EXERCISE BRIEF: Take each line containing "Produktliste" and report it exactly as written.

DATA SHOWN:
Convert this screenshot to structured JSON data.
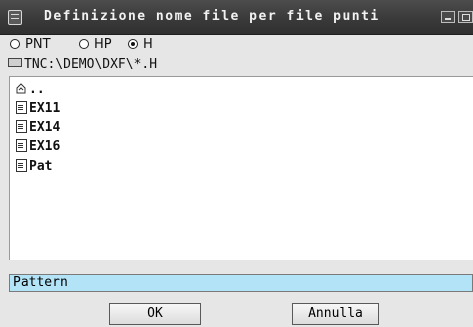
{
  "window": {
    "title": "Definizione nome file per file punti"
  },
  "file_type": {
    "options": [
      {
        "label": "PNT",
        "selected": false
      },
      {
        "label": "HP",
        "selected": false
      },
      {
        "label": "H",
        "selected": true
      }
    ]
  },
  "path": {
    "value": "TNC:\\DEMO\\DXF\\*.H"
  },
  "file_list": {
    "up_label": "..",
    "items": [
      {
        "name": "EX11"
      },
      {
        "name": "EX14"
      },
      {
        "name": "EX16"
      },
      {
        "name": "Pat"
      }
    ]
  },
  "filename_input": {
    "value": "Pattern"
  },
  "buttons": {
    "ok_label": "OK",
    "cancel_label": "Annulla"
  },
  "icons": {
    "window_icon": "window-icon",
    "minimize": "minimize-icon",
    "maximize": "maximize-icon",
    "drive": "drive-icon",
    "up_folder": "up-folder-icon",
    "file": "file-icon"
  }
}
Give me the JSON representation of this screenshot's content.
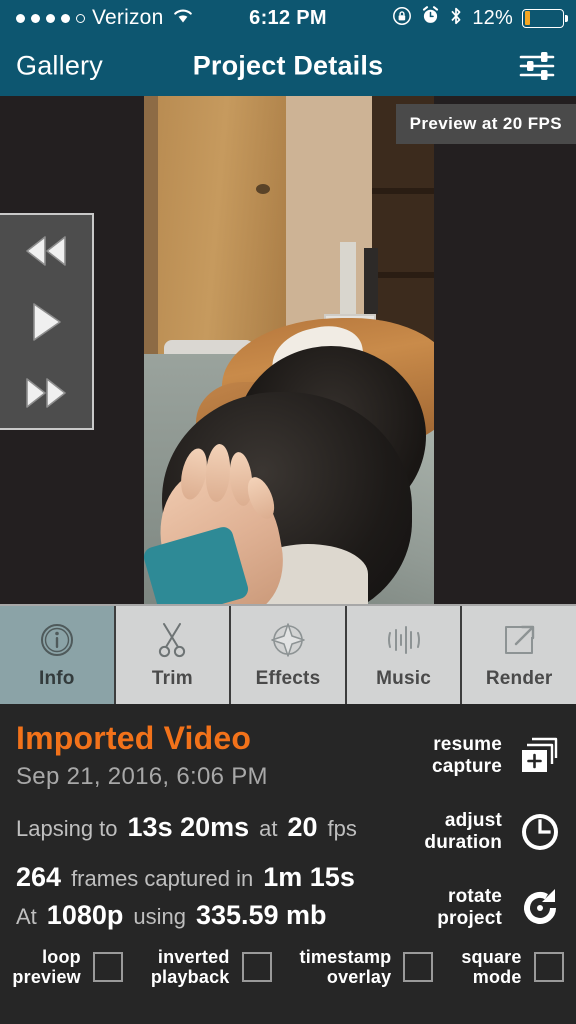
{
  "statusbar": {
    "carrier": "Verizon",
    "signal_dots_filled": 4,
    "signal_dots_total": 5,
    "wifi_icon": "wifi-icon",
    "time": "6:12 PM",
    "rotation_lock_icon": "rotation-lock-icon",
    "alarm_icon": "alarm-clock-icon",
    "bluetooth_icon": "bluetooth-icon",
    "battery_percent": "12%",
    "battery_color": "#f5a623",
    "bar_color": "#0d5670"
  },
  "navbar": {
    "back_label": "Gallery",
    "title": "Project Details",
    "action_icon": "sliders-icon"
  },
  "preview": {
    "fps_badge": "Preview at 20 FPS",
    "transport": {
      "rewind_icon": "rewind-icon",
      "play_icon": "play-icon",
      "fast_forward_icon": "fast-forward-icon"
    }
  },
  "tabs": [
    {
      "label": "Info",
      "icon": "info-circle-icon",
      "active": true
    },
    {
      "label": "Trim",
      "icon": "scissors-icon",
      "active": false
    },
    {
      "label": "Effects",
      "icon": "sparkle-star-icon",
      "active": false
    },
    {
      "label": "Music",
      "icon": "waveform-icon",
      "active": false
    },
    {
      "label": "Render",
      "icon": "share-export-icon",
      "active": false
    }
  ],
  "info": {
    "project_title": "Imported Video",
    "project_title_color": "#f2721a",
    "date": "Sep 21, 2016, 6:06 PM",
    "lapsing": {
      "prefix": "Lapsing to",
      "duration": "13s 20ms",
      "middle": "at",
      "fps": "20",
      "suffix": "fps"
    },
    "frames": {
      "count": "264",
      "middle": "frames captured in",
      "elapsed": "1m 15s"
    },
    "quality": {
      "prefix": "At",
      "resolution": "1080p",
      "middle": "using",
      "size": "335.59 mb"
    }
  },
  "actions": [
    {
      "label_line1": "resume",
      "label_line2": "capture",
      "icon": "add-frames-icon"
    },
    {
      "label_line1": "adjust",
      "label_line2": "duration",
      "icon": "clock-icon"
    },
    {
      "label_line1": "rotate",
      "label_line2": "project",
      "icon": "rotate-icon"
    }
  ],
  "checkboxes": [
    {
      "label_line1": "loop",
      "label_line2": "preview",
      "checked": false
    },
    {
      "label_line1": "inverted",
      "label_line2": "playback",
      "checked": false
    },
    {
      "label_line1": "timestamp",
      "label_line2": "overlay",
      "checked": false
    },
    {
      "label_line1": "square",
      "label_line2": "mode",
      "checked": false
    }
  ]
}
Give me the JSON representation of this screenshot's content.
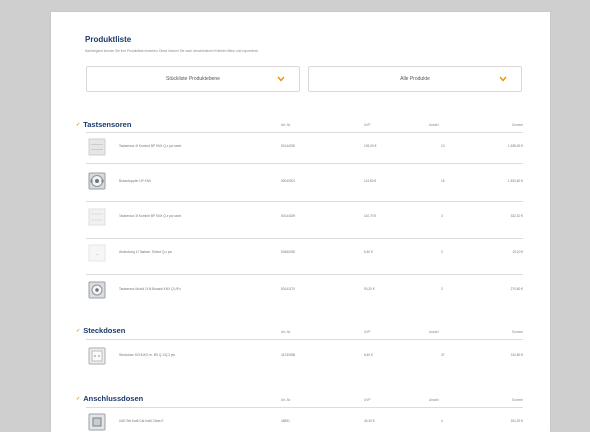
{
  "header": {
    "title": "Produktliste",
    "subtitle": "Nachfolgend können Sie Ihre Produktliste einsehen. Diese können Sie nach verschiedenen Kriterien filtern und exportieren."
  },
  "filters": {
    "level": "Stückliste Produktebene",
    "scope": "Alle Produkte"
  },
  "columns": {
    "artnr": "Art.-Nr.",
    "uvp": "UVP",
    "anzahl": "Anzahl",
    "summe": "Summe"
  },
  "sections": [
    {
      "title": "Tastsensoren",
      "rows": [
        {
          "icon": "switch-white-icon",
          "name": "Tastsensor 4f Komfort BP KNX Q.x pw samt",
          "artnr": "50144030",
          "uvp": "126,00 €",
          "anzahl": "13",
          "summe": "1.638,00 €"
        },
        {
          "icon": "bus-coupler-icon",
          "name": "Busankoppler UP KNX",
          "artnr": "50040001",
          "uvp": "114,60 €",
          "anzahl": "16",
          "summe": "1.833,60 €"
        },
        {
          "icon": "switch-light-icon",
          "name": "Tastsensor 3f Komfort BP KNX Q.x pw samt",
          "artnr": "50144029",
          "uvp": "110,70 €",
          "anzahl": "3",
          "summe": "332,10 €"
        },
        {
          "icon": "cover-plate-icon",
          "name": "Abdeckung 1f Tastsen. Einbut Q.x pw",
          "artnr": "50460030",
          "uvp": "6,40 €",
          "anzahl": "3",
          "summe": "19,20 €"
        },
        {
          "icon": "module-icon",
          "name": "Tastsensor-Modul 1f M.Busank KNX Q.UP.x",
          "artnr": "50141170",
          "uvp": "90,20 €",
          "anzahl": "3",
          "summe": "270,60 €"
        }
      ]
    },
    {
      "title": "Steckdosen",
      "rows": [
        {
          "icon": "socket-icon",
          "name": "Steckdose SCHUKO m. BS Q.1/Q.3 pw",
          "artnr": "41230058",
          "uvp": "8,40 €",
          "anzahl": "37",
          "summe": "310,80 €"
        }
      ]
    },
    {
      "title": "Anschlussdosen",
      "rows": [
        {
          "icon": "data-socket-icon",
          "name": "UAE Bel.Kat6 Cat Kat6 Class E",
          "artnr": "45851",
          "uvp": "40,30 €",
          "anzahl": "4",
          "summe": "161,20 €"
        }
      ]
    }
  ],
  "colors": {
    "heading": "#1a3a6b",
    "accent": "#f29200"
  }
}
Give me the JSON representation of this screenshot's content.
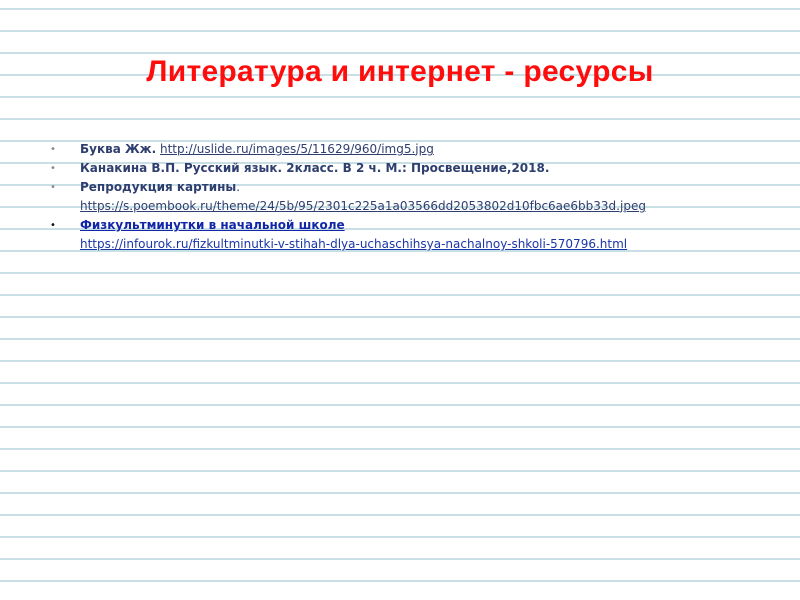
{
  "slide": {
    "title": "Литература и интернет - ресурсы",
    "title_color": "#ff0d0d",
    "rule_color": "#c8dfe6",
    "bullet_glyph": "•",
    "resources": [
      {
        "lead": "Буква Жж.",
        "url": "http://uslide.ru/images/5/11629/960/img5.jpg"
      },
      {
        "text": "Канакина В.П. Русский язык. 2класс. В 2 ч. М.: Просвещение,2018."
      },
      {
        "lead": "Репродукция картины",
        "punct": ".",
        "url": "https://s.poembook.ru/theme/24/5b/95/2301c225a1a03566dd2053802d10fbc6ae6bb33d.jpeg"
      },
      {
        "lead": "Физкультминутки в начальной школе",
        "url": "https://infourok.ru/fizkultminutki-v-stihah-dlya-uchaschihsya-nachalnoy-shkoli-570796.html"
      }
    ]
  }
}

OUTPUT FOR THIS TASK:
    "title": "Produktliste",
    "subtitle": "Nachfolgend können Sie Ihre Produktliste einsehen. Diese können Sie nach verschiedenen Kriterien filtern und exportieren."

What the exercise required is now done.